## [WHAT YOU NEED TO DO]
Repeat every line exactly, keeping the pictures out of the copy.

## [Collected data entries]
▬▬▬▬▬▬

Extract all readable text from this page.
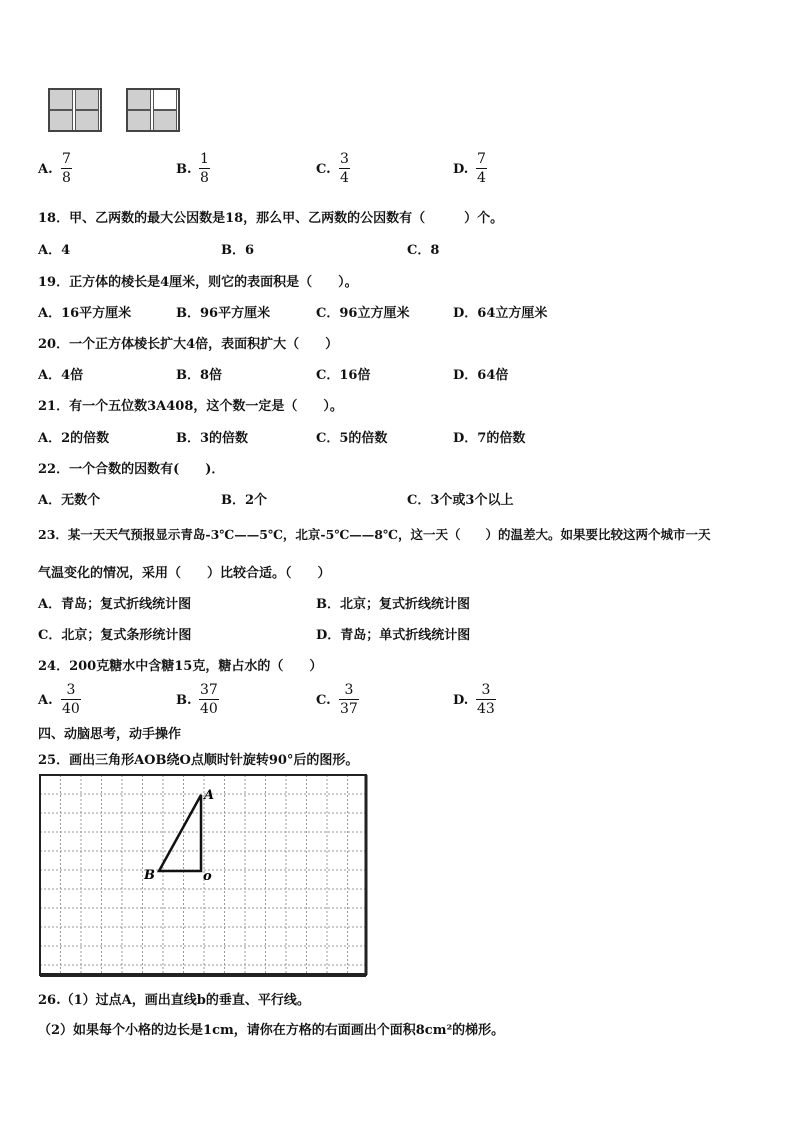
A.
7
8
B.
1
8
C.
3
4
D.
7
4
18．甲、乙两数的最大公因数是18，那么甲、乙两数的公因数有（　　　）个。
A．4	B．6	C．8
19．正方体的棱长是4厘米，则它的表面积是（　　）。
A．16平方厘米	B．96平方厘米	C．96立方厘米	D．64立方厘米
20．一个正方体棱长扩大4倍，表面积扩大（　　）
A．4倍	B．8倍	C．16倍	D．64倍
21．有一个五位数3A408，这个数一定是（　　）。
A．2的倍数	B．3的倍数	C．5的倍数	D．7的倍数
22．一个合数的因数有(　　)．
A．无数个	B．2个	C．3个或3个以上
23．某一天天气预报显示青岛-3℃——5℃，北京-5℃——8℃，这一天（　　）的温差大。如果要比较这两个城市一天
气温变化的情况，采用（　　）比较合适。（　　）
A．青岛；复式折线统计图	B．北京；复式折线统计图
C．北京；复式条形统计图	D．青岛；单式折线统计图
24．200克糖水中含糖15克，糖占水的（　　）
A.
3
40
B.
37
40
C.
3
37
D.
3
43
四、动脑思考，动手操作
25．画出三角形AOB绕O点顺时针旋转90°后的图形。
A
B	o
26.（1）过点A，画出直线b的垂直、平行线。
（2）如果每个小格的边长是1cm，请你在方格的右面画出个面积8cm²的梯形。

▬▬▬▬▬▬

## [TASK OUTPUT]
Extract all readable text from this page.
A.
7
8
B.
1
8
C.
3
4
D.
7
4
18．甲、乙两数的最大公因数是18，那么甲、乙两数的公因数有（　　　）个。
A．4	B．6	C．8
19．正方体的棱长是4厘米，则它的表面积是（　　）。
A．16平方厘米	B．96平方厘米	C．96立方厘米	D．64立方厘米
20．一个正方体棱长扩大4倍，表面积扩大（　　）
A．4倍	B．8倍	C．16倍	D．64倍
21．有一个五位数3A408，这个数一定是（　　）。
A．2的倍数	B．3的倍数	C．5的倍数	D．7的倍数
22．一个合数的因数有(　　)．
A．无数个	B．2个	C．3个或3个以上
23．某一天天气预报显示青岛-3℃——5℃，北京-5℃——8℃，这一天（　　）的温差大。如果要比较这两个城市一天
气温变化的情况，采用（　　）比较合适。（　　）
A．青岛；复式折线统计图	B．北京；复式折线统计图
C．北京；复式条形统计图	D．青岛；单式折线统计图
24．200克糖水中含糖15克，糖占水的（　　）
A.
3
40
B.
37
40
C.
3
37
D.
3
43
四、动脑思考，动手操作
25．画出三角形AOB绕O点顺时针旋转90°后的图形。
A
B	o
26.（1）过点A，画出直线b的垂直、平行线。
（2）如果每个小格的边长是1cm，请你在方格的右面画出个面积8cm²的梯形。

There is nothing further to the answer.